*Provided passage*.
"""
📚 The Way the Future Was by Frederik Pohl

21/2022 – ⭐️⭐️⭐️

A look back at the beginnings of SF fandom through the eyes of one of the people in at the proverbial ground floor. In addition to becoming a noted SF author and editor, Pohl was also one of the group of people who founded much of fandom, including the Worldcon conventions (though he ended up being one of the group banned from the first Worldcon thanks to an early fandom clash…), and knew essentially (and quite possibly literally) all of the classic SF authors. If you’re at all interested in the early years of fandom, this is a fun and easy read covering his life and the fandom world from the 1920s through the mid-1970s.

Michael holding The Way the Future Was

📚 The Annals of the Heechee by Frederik Pohl

19/2022 – ⭐️⭐️⭐️

A little action, a lot of interesting playing with AIs and “machine-stored intelligences” generated from people when they die, allowing them to keep on going (a concept introduced in earlier books, but more thoroughly explored here). And, again, an unfortunate subplot involving sexualizing young girls (and in this case, for a little variety, adding a predilection for sexualized abuse as well); thankfully, nothing untoward ever actually happens and this is a relatively minor subplot, but the character’s appetites are made well known, and are an entirely unnecessary addition. The Heechee series has a lot of interesting stuff in it, I just wish Pohl hadn’t felt the need to keep putting these bits in as well.

Michael holding The Annals of the Heechee

📚 Beyond the Blue Event Horizon by Frederik Pohl

17/2022 – ⭐️⭐️⭐️

Much like Gateway, the prior book in the series, there’s a lot of really neat hard SF worldbuilding. Unfortunately, there’s also a lot of uncomfortable-by-today’s-standards focus on whether the 14-year-old girl is going to jump in bed with her brother-in-law or the raised-by-horny-computers orphan. Gateway had a little bit of this sort of thing — the main character at one point in that book is in a relationship with a woman who is described as said-she-was-18, looked 16, but even that was questionable — but here it’s a fairly major thread for the first half of this book. Thankfully, it more or less fades away in the latter half, but it was rather painfully obvious that Pohl (who was in his early 60s when he wrote this book) was absolutely part of the “old white men indulging their puerile fantasies” crowd of mid-century SF. In the end, the interesting SF parts kept me invested and I’m proceeding to the next book in the series.
"""
Annotated element listings:
"""
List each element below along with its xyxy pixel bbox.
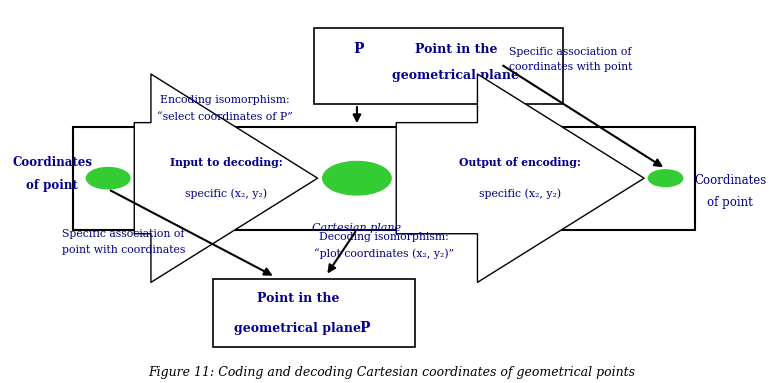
Text: Figure 11: Coding and decoding Cartesian coordinates of geometrical points: Figure 11: Coding and decoding Cartesian… [149, 366, 636, 379]
Text: point with coordinates: point with coordinates [62, 245, 185, 255]
Text: Point in the: Point in the [256, 291, 339, 304]
Text: Specific association of: Specific association of [63, 229, 185, 239]
Text: Coordinates: Coordinates [13, 157, 92, 170]
Text: P: P [360, 321, 370, 335]
Text: of point: of point [707, 196, 753, 210]
Text: “plot coordinates (x₂, y₂)”: “plot coordinates (x₂, y₂)” [314, 248, 454, 259]
FancyBboxPatch shape [74, 127, 695, 229]
Text: specific (x₂, y₂): specific (x₂, y₂) [479, 188, 561, 199]
Text: Encoding isomorphism:: Encoding isomorphism: [160, 95, 289, 105]
Circle shape [323, 162, 391, 195]
Text: coordinates with point: coordinates with point [509, 62, 633, 72]
Circle shape [86, 167, 130, 189]
FancyBboxPatch shape [314, 28, 563, 104]
Text: Coordinates: Coordinates [694, 173, 766, 187]
Text: Decoding isomorphism:: Decoding isomorphism: [319, 232, 449, 242]
Text: Input to decoding:: Input to decoding: [170, 157, 282, 169]
Text: P: P [353, 42, 364, 56]
Text: geometrical plane: geometrical plane [393, 69, 519, 82]
Text: of point: of point [27, 179, 78, 192]
Text: geometrical plane: geometrical plane [235, 322, 361, 335]
FancyBboxPatch shape [213, 279, 415, 347]
Circle shape [648, 170, 683, 187]
Text: Specific association of: Specific association of [509, 47, 632, 57]
Text: “select coordinates of P”: “select coordinates of P” [157, 111, 292, 121]
Text: Cartesian plane: Cartesian plane [312, 223, 401, 232]
Text: specific (x₂, y₂): specific (x₂, y₂) [185, 188, 267, 199]
Text: Output of encoding:: Output of encoding: [459, 157, 581, 169]
Text: Point in the: Point in the [414, 43, 497, 56]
"""
*Exercise instructions*.
**A)** Which book titles appear anywhere in the book reviews? List every one.
**B)** Reproduce the part of the book reviews that begins at the words "19/2022 – ⭐️⭐️⭐️" and stops after "in as well.".
The rows aren't needed here.

*Expected results*.
**A)**
- The Way the Future Was
- The Annals of the Heechee
- Beyond the Blue Event Horizon
- Gateway

**B)**
19/2022 – ⭐️⭐️⭐️

A little action, a lot of interesting playing with AIs and “machine-stored intelligences” generated from people when they die, allowing them to keep on going (a concept introduced in earlier books, but more thoroughly explored here). And, again, an unfortunate subplot involving sexualizing young girls (and in this case, for a little variety, adding a predilection for sexualized abuse as well); thankfully, nothing untoward ever actually happens and this is a relatively minor subplot, but the character’s appetites are made well known, and are an entirely unnecessary addition. The Heechee series has a lot of interesting stuff in it, I just wish Pohl hadn’t felt the need to keep putting these bits in as well.